The listing below should be copied in full, word for word.

(Dataset items)

===============

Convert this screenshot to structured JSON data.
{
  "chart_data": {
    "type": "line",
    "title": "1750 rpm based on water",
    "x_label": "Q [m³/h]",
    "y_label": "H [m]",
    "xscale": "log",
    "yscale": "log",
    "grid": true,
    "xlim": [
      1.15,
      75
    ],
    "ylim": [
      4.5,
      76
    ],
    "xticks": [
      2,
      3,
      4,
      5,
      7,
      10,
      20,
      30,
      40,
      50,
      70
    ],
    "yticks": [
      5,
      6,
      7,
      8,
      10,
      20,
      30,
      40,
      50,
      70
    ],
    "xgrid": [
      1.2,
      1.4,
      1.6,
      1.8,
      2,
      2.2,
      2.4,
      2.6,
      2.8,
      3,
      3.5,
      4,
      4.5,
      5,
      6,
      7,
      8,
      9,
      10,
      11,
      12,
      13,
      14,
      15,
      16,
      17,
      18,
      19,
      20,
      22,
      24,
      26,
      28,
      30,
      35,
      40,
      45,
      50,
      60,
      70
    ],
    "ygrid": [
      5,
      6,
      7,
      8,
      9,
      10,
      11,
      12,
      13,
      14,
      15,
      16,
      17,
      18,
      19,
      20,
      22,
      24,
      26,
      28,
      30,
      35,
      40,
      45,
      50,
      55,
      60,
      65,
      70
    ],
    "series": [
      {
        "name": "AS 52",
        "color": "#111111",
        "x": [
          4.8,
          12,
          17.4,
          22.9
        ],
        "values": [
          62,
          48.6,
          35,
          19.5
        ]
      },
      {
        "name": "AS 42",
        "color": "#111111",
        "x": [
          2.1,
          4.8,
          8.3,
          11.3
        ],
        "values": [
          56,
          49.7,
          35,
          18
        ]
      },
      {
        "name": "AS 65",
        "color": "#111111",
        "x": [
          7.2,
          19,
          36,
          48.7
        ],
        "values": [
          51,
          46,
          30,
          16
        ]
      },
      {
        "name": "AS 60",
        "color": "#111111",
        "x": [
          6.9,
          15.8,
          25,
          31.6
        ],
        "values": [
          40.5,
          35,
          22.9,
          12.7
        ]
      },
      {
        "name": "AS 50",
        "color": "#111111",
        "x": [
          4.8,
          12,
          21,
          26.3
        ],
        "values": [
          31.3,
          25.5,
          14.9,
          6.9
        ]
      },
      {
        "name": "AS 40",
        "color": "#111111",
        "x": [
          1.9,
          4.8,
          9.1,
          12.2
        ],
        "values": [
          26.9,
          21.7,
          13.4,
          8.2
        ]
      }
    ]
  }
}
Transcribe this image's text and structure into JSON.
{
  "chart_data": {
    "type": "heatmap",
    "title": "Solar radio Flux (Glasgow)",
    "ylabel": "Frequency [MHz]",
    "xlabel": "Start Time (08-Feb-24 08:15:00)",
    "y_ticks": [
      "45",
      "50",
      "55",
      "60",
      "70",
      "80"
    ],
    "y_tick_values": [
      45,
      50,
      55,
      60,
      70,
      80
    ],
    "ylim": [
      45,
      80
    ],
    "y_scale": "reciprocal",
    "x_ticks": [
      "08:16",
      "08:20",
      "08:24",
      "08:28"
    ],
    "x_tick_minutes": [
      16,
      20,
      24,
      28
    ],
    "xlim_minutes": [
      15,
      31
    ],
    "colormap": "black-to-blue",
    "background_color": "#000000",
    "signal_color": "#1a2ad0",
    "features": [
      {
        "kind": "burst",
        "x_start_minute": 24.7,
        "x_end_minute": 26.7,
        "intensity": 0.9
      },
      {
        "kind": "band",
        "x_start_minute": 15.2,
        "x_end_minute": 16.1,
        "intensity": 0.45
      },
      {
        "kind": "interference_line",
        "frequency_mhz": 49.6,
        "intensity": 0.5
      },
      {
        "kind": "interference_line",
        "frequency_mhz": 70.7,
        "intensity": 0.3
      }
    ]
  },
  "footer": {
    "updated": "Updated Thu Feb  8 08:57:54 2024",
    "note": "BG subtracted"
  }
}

===============

* **Worked answer**:
Convert this screenshot to structured JSON data.
{
  "chart_data": {
    "type": "line",
    "title": "1750 rpm based on water",
    "x_label": "Q [m³/h]",
    "y_label": "H [m]",
    "xscale": "log",
    "yscale": "log",
    "grid": true,
    "xlim": [
      1.15,
      75
    ],
    "ylim": [
      4.5,
      76
    ],
    "xticks": [
      2,
      3,
      4,
      5,
      7,
      10,
      20,
      30,
      40,
      50,
      70
    ],
    "yticks": [
      5,
      6,
      7,
      8,
      10,
      20,
      30,
      40,
      50,
      70
    ],
    "xgrid": [
      1.2,
      1.4,
      1.6,
      1.8,
      2,
      2.2,
      2.4,
      2.6,
      2.8,
      3,
      3.5,
      4,
      4.5,
      5,
      6,
      7,
      8,
      9,
      10,
      11,
      12,
      13,
      14,
      15,
      16,
      17,
      18,
      19,
      20,
      22,
      24,
      26,
      28,
      30,
      35,
      40,
      45,
      50,
      60,
      70
    ],
    "ygrid": [
      5,
      6,
      7,
      8,
      9,
      10,
      11,
      12,
      13,
      14,
      15,
      16,
      17,
      18,
      19,
      20,
      22,
      24,
      26,
      28,
      30,
      35,
      40,
      45,
      50,
      55,
      60,
      65,
      70
    ],
    "series": [
      {
        "name": "AS 52",
        "color": "#111111",
        "x": [
          4.8,
          12,
          17.4,
          22.9
        ],
        "values": [
          62,
          48.6,
          35,
          19.5
        ]
      },
      {
        "name": "AS 42",
        "color": "#111111",
        "x": [
          2.1,
          4.8,
          8.3,
          11.3
        ],
        "values": [
          56,
          49.7,
          35,
          18
        ]
      },
      {
        "name": "AS 65",
        "color": "#111111",
        "x": [
          7.2,
          19,
          36,
          48.7
        ],
        "values": [
          51,
          46,
          30,
          16
        ]
      },
      {
        "name": "AS 60",
        "color": "#111111",
        "x": [
          6.9,
          15.8,
          25,
          31.6
        ],
        "values": [
          40.5,
          35,
          22.9,
          12.7
        ]
      },
      {
        "name": "AS 50",
        "color": "#111111",
        "x": [
          4.8,
          12,
          21,
          26.3
        ],
        "values": [
          31.3,
          25.5,
          14.9,
          6.9
        ]
      },
      {
        "name": "AS 40",
        "color": "#111111",
        "x": [
          1.9,
          4.8,
          9.1,
          12.2
        ],
        "values": [
          26.9,
          21.7,
          13.4,
          8.2
        ]
      }
    ]
  }
}
Transcribe this image's text and structure into JSON.
{
  "chart_data": {
    "type": "heatmap",
    "title": "Solar radio Flux (Glasgow)",
    "ylabel": "Frequency [MHz]",
    "xlabel": "Start Time (08-Feb-24 08:15:00)",
    "y_ticks": [
      "45",
      "50",
      "55",
      "60",
      "70",
      "80"
    ],
    "y_tick_values": [
      45,
      50,
      55,
      60,
      70,
      80
    ],
    "ylim": [
      45,
      80
    ],
    "y_scale": "reciprocal",
    "x_ticks": [
      "08:16",
      "08:20",
      "08:24",
      "08:28"
    ],
    "x_tick_minutes": [
      16,
      20,
      24,
      28
    ],
    "xlim_minutes": [
      15,
      31
    ],
    "colormap": "black-to-blue",
    "background_color": "#000000",
    "signal_color": "#1a2ad0",
    "features": [
      {
        "kind": "burst",
        "x_start_minute": 24.7,
        "x_end_minute": 26.7,
        "intensity": 0.9
      },
      {
        "kind": "band",
        "x_start_minute": 15.2,
        "x_end_minute": 16.1,
        "intensity": 0.45
      },
      {
        "kind": "interference_line",
        "frequency_mhz": 49.6,
        "intensity": 0.5
      },
      {
        "kind": "interference_line",
        "frequency_mhz": 70.7,
        "intensity": 0.3
      }
    ]
  },
  "footer": {
    "updated": "Updated Thu Feb  8 08:57:54 2024",
    "note": "BG subtracted"
  }
}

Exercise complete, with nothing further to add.